→ **GIVEN REQUEST**: Copy out word for word the lines between the one holding "Patent image size: (1131, 701)." and the one holding "The glass substrate 430a is at (885, 362).", both included.

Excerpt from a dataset
☆ ☆ ☆ ☆ ☆
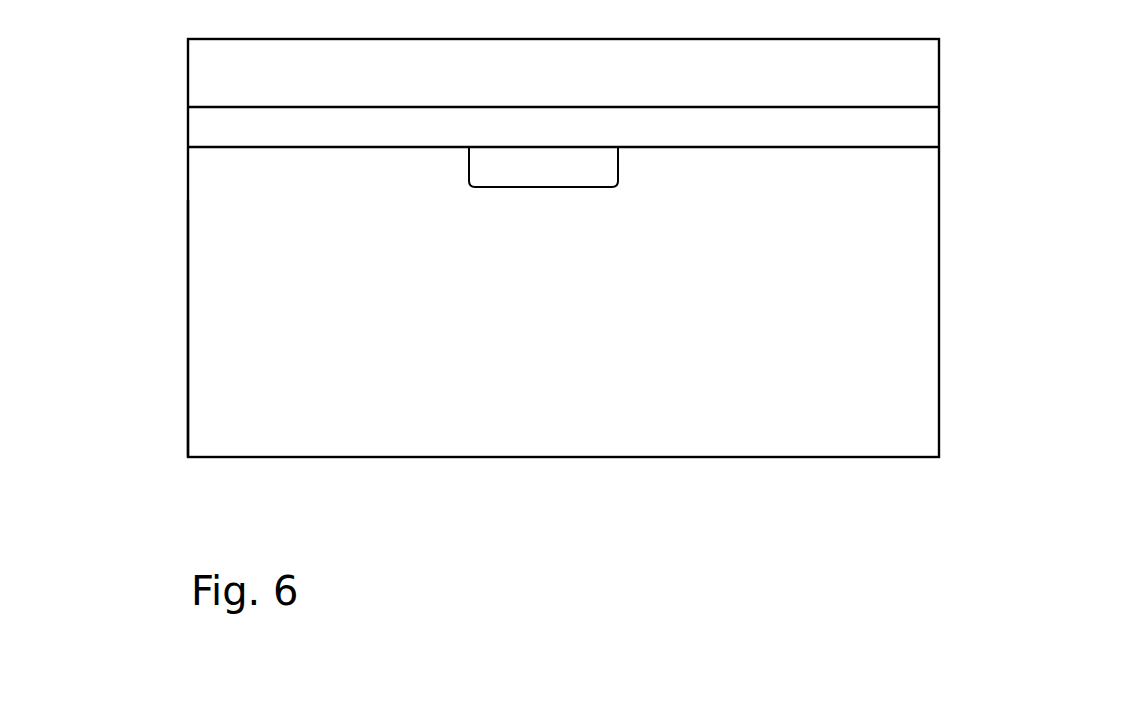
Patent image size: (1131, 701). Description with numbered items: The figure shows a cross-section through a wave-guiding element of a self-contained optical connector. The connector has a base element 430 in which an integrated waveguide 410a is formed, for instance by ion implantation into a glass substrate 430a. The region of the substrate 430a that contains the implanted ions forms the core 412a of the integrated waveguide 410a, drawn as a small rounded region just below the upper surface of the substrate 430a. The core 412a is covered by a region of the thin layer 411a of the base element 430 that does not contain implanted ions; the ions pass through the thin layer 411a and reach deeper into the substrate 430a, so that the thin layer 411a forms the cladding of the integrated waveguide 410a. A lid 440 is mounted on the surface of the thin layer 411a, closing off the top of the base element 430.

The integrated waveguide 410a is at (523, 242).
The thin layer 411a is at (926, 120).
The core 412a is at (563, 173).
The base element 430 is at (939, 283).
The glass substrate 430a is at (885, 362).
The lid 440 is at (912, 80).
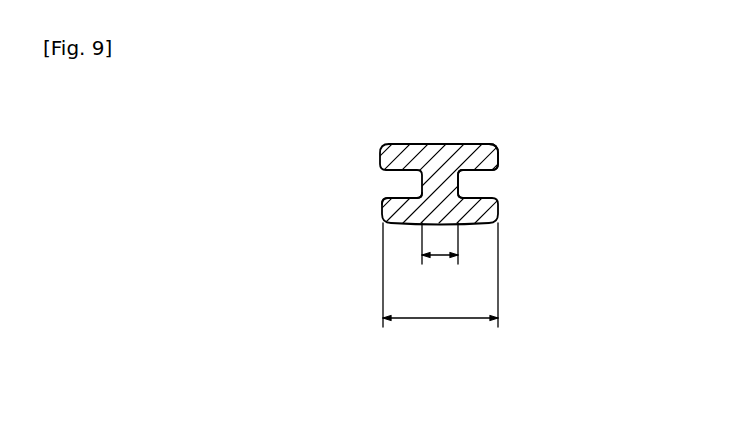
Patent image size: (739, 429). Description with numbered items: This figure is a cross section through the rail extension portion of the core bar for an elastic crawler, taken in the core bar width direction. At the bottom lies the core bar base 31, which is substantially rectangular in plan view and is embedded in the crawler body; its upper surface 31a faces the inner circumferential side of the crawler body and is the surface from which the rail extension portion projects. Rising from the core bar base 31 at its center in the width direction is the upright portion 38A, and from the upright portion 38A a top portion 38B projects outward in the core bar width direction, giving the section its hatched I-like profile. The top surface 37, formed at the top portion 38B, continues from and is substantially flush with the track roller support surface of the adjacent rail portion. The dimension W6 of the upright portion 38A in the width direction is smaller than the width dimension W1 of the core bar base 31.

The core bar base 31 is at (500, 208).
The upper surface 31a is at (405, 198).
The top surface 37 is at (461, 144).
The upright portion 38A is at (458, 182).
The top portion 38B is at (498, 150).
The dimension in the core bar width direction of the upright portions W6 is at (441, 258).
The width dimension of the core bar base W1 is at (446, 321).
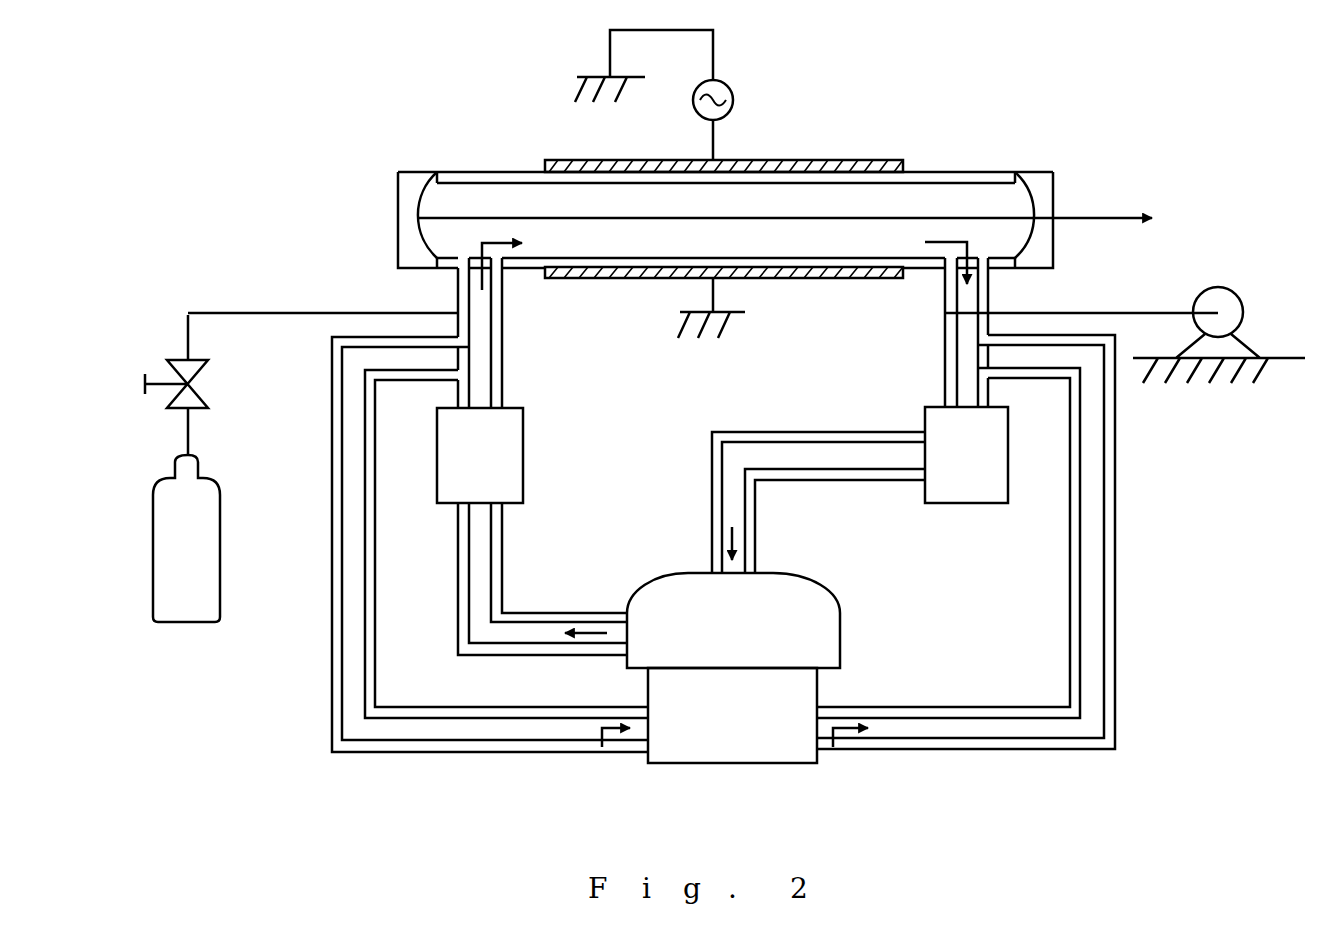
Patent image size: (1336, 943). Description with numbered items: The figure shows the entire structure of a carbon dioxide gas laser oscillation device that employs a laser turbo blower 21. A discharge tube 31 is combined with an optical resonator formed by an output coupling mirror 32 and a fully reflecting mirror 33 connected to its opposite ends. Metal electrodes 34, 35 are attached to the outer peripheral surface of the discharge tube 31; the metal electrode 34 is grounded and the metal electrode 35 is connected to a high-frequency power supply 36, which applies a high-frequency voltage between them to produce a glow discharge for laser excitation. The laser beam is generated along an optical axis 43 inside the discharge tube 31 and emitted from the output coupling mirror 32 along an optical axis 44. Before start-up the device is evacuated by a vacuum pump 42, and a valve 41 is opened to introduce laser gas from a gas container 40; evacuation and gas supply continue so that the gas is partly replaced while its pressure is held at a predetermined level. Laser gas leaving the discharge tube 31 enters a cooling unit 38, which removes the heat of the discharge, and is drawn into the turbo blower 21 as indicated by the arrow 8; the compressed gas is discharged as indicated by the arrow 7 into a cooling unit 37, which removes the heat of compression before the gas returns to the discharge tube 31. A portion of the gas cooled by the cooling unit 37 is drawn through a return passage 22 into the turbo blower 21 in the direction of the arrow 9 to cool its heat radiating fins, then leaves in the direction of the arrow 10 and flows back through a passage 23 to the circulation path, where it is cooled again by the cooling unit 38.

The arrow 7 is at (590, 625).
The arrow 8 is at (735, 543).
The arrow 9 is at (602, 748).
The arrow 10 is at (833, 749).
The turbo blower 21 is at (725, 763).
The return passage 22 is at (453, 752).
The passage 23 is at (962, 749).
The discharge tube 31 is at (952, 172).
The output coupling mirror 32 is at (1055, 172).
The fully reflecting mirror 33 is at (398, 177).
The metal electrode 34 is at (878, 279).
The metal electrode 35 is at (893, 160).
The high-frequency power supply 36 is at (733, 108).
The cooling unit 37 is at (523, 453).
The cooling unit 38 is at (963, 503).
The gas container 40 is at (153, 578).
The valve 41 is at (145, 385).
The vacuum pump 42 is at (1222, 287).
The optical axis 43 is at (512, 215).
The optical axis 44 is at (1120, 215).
☆ ☆ ☆ ☆ ☆
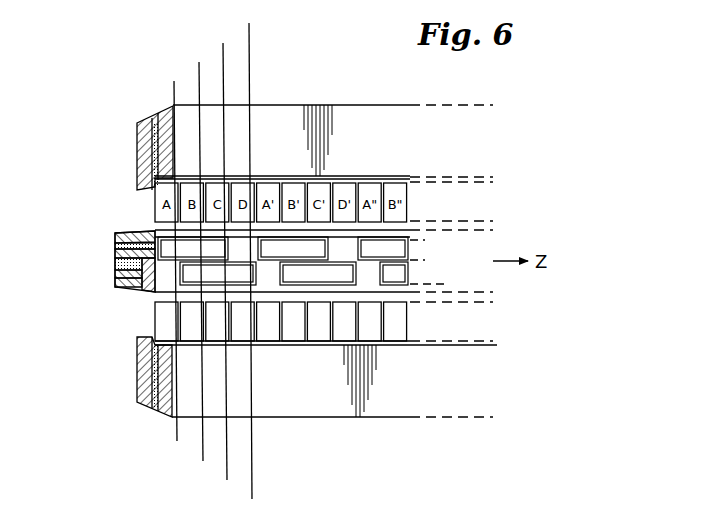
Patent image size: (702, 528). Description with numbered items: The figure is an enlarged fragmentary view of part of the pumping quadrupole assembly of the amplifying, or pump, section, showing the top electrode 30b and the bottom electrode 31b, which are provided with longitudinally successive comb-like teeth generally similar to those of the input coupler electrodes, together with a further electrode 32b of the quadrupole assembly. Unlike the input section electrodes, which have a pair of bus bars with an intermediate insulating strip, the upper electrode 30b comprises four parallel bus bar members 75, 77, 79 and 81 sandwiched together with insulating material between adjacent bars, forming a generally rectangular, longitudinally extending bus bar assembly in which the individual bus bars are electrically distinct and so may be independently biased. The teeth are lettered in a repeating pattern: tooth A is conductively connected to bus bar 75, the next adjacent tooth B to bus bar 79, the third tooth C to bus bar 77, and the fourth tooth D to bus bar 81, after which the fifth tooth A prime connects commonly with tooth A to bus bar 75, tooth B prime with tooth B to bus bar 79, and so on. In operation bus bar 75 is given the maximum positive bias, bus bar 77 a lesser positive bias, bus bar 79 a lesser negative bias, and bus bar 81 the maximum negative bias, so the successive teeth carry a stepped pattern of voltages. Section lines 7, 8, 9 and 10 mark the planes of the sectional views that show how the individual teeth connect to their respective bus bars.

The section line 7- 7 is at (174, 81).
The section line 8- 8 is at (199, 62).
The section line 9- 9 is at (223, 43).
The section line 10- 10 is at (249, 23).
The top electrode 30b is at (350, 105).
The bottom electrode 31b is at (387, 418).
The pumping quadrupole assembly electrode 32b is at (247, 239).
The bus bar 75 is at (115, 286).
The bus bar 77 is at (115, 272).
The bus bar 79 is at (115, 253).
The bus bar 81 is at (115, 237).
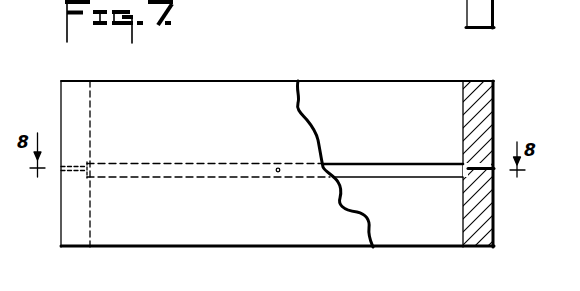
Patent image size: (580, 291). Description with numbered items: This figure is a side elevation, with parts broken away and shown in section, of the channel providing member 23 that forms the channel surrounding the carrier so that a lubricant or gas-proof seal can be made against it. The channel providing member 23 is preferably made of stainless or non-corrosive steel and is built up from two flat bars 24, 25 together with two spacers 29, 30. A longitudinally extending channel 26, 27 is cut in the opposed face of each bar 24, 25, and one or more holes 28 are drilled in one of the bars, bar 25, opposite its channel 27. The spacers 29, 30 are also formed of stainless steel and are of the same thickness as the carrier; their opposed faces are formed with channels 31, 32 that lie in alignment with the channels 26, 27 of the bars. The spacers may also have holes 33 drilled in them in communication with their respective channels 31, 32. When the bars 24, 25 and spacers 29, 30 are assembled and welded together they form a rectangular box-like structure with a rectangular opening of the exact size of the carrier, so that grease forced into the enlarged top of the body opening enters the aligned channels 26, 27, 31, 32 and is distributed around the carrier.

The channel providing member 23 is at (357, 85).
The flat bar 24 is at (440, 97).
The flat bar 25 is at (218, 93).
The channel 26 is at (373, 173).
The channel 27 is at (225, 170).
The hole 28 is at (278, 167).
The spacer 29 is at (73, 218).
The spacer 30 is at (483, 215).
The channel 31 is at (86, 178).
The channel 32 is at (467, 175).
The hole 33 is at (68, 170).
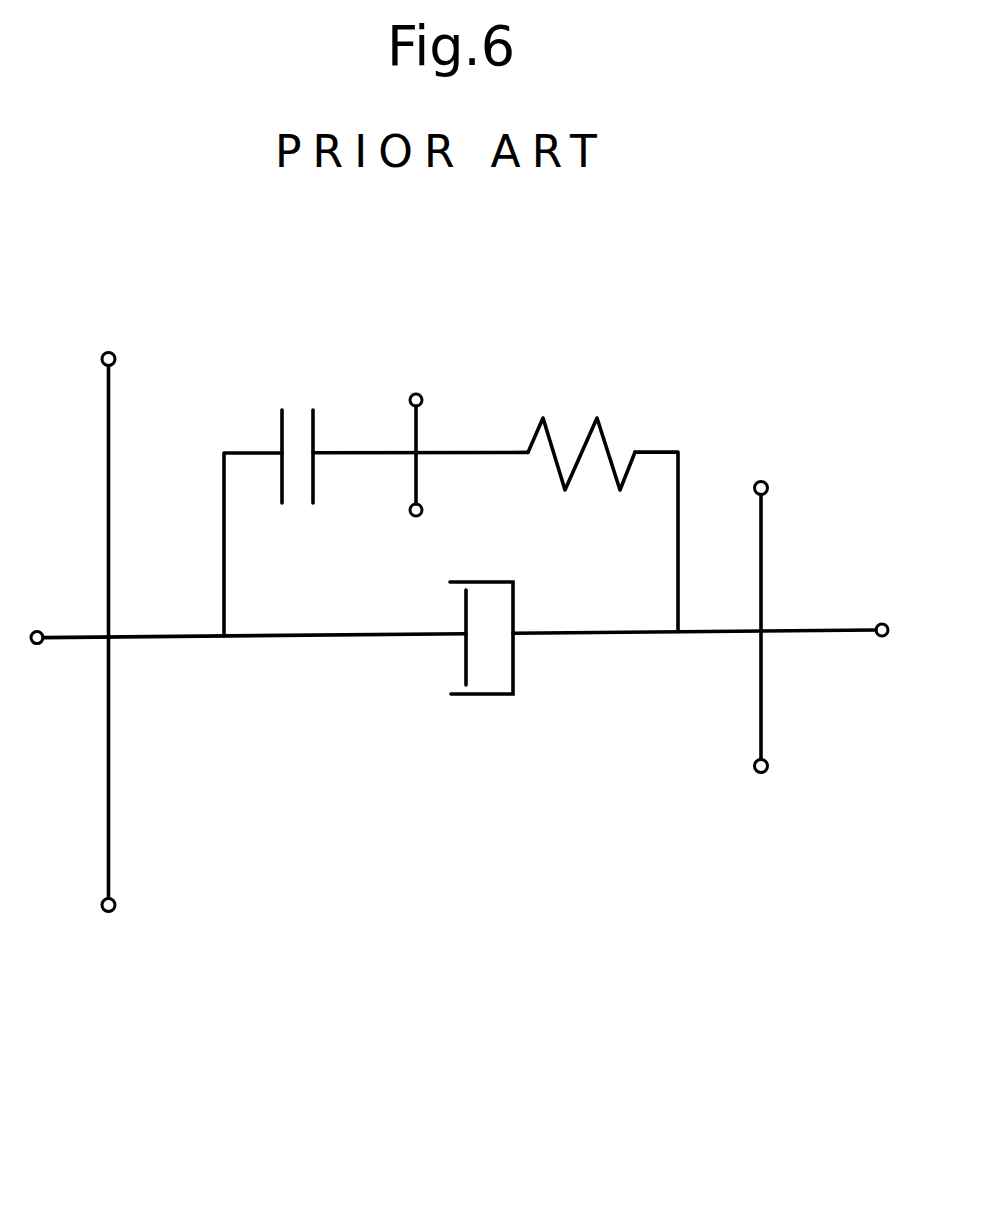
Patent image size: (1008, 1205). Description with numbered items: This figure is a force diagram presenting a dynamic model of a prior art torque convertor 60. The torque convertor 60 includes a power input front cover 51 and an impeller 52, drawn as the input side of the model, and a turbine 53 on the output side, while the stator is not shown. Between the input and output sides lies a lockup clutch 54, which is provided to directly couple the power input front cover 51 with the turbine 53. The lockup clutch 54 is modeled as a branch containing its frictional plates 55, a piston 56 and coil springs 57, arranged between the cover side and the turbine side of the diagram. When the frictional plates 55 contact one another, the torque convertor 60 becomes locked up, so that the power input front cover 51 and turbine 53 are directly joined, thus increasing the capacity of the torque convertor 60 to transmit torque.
☆ ☆ ☆ ☆ ☆
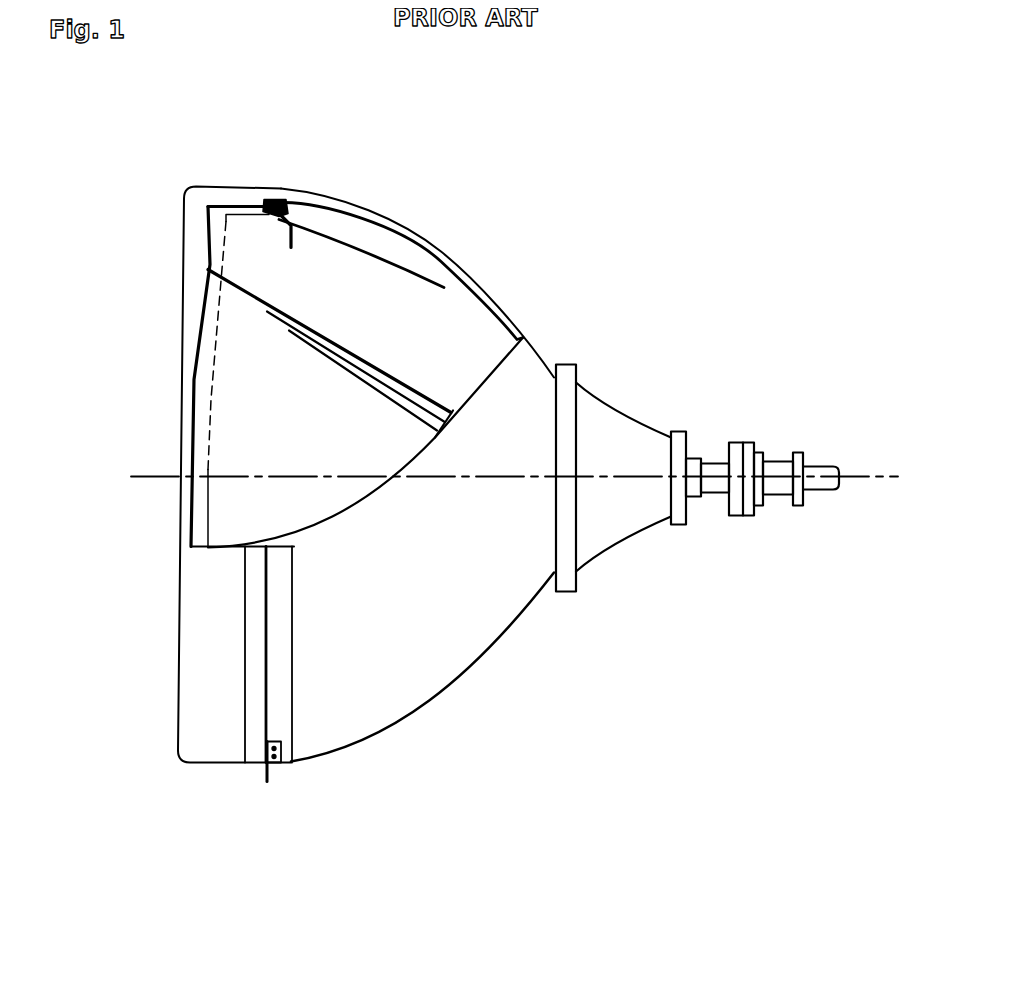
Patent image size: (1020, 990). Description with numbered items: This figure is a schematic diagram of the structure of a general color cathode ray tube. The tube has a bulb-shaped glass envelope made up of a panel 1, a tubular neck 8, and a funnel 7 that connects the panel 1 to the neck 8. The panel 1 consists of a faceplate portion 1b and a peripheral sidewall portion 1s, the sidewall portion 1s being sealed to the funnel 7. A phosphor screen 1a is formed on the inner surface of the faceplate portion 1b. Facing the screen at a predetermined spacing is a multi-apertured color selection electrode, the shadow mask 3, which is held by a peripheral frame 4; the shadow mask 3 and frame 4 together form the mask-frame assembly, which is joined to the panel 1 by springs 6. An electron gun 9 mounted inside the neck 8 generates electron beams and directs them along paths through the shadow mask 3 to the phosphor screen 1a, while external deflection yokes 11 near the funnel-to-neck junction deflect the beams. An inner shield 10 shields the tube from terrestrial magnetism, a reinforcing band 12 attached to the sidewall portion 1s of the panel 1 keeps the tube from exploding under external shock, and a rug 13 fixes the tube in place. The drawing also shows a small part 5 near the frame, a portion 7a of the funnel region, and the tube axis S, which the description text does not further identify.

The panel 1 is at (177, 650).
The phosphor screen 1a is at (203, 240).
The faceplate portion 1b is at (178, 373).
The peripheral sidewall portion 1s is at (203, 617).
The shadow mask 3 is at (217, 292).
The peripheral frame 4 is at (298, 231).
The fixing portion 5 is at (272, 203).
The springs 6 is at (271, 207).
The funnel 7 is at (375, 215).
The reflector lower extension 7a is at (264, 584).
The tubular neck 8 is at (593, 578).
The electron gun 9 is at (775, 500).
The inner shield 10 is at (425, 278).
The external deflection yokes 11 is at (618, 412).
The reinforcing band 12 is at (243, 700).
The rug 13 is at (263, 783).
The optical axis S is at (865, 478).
☆ ☆ ☆ ☆ ☆
→ **OUTPUT OF THE EXERCISE**:
Patent image size: (1131, 701). Description with numbered items: The figure shows a cross-section through a wave-guiding element of a self-contained optical connector. The connector has a base element 430 in which an integrated waveguide 410a is formed, for instance by ion implantation into a glass substrate 430a. The region of the substrate 430a that contains the implanted ions forms the core 412a of the integrated waveguide 410a, drawn as a small rounded region just below the upper surface of the substrate 430a. The core 412a is covered by a region of the thin layer 411a of the base element 430 that does not contain implanted ions; the ions pass through the thin layer 411a and reach deeper into the substrate 430a, so that the thin layer 411a forms the cladding of the integrated waveguide 410a. A lid 440 is mounted on the surface of the thin layer 411a, closing off the top of the base element 430.

The integrated waveguide 410a is at (523, 242).
The thin layer 411a is at (926, 120).
The core 412a is at (563, 173).
The base element 430 is at (939, 283).
The glass substrate 430a is at (885, 362).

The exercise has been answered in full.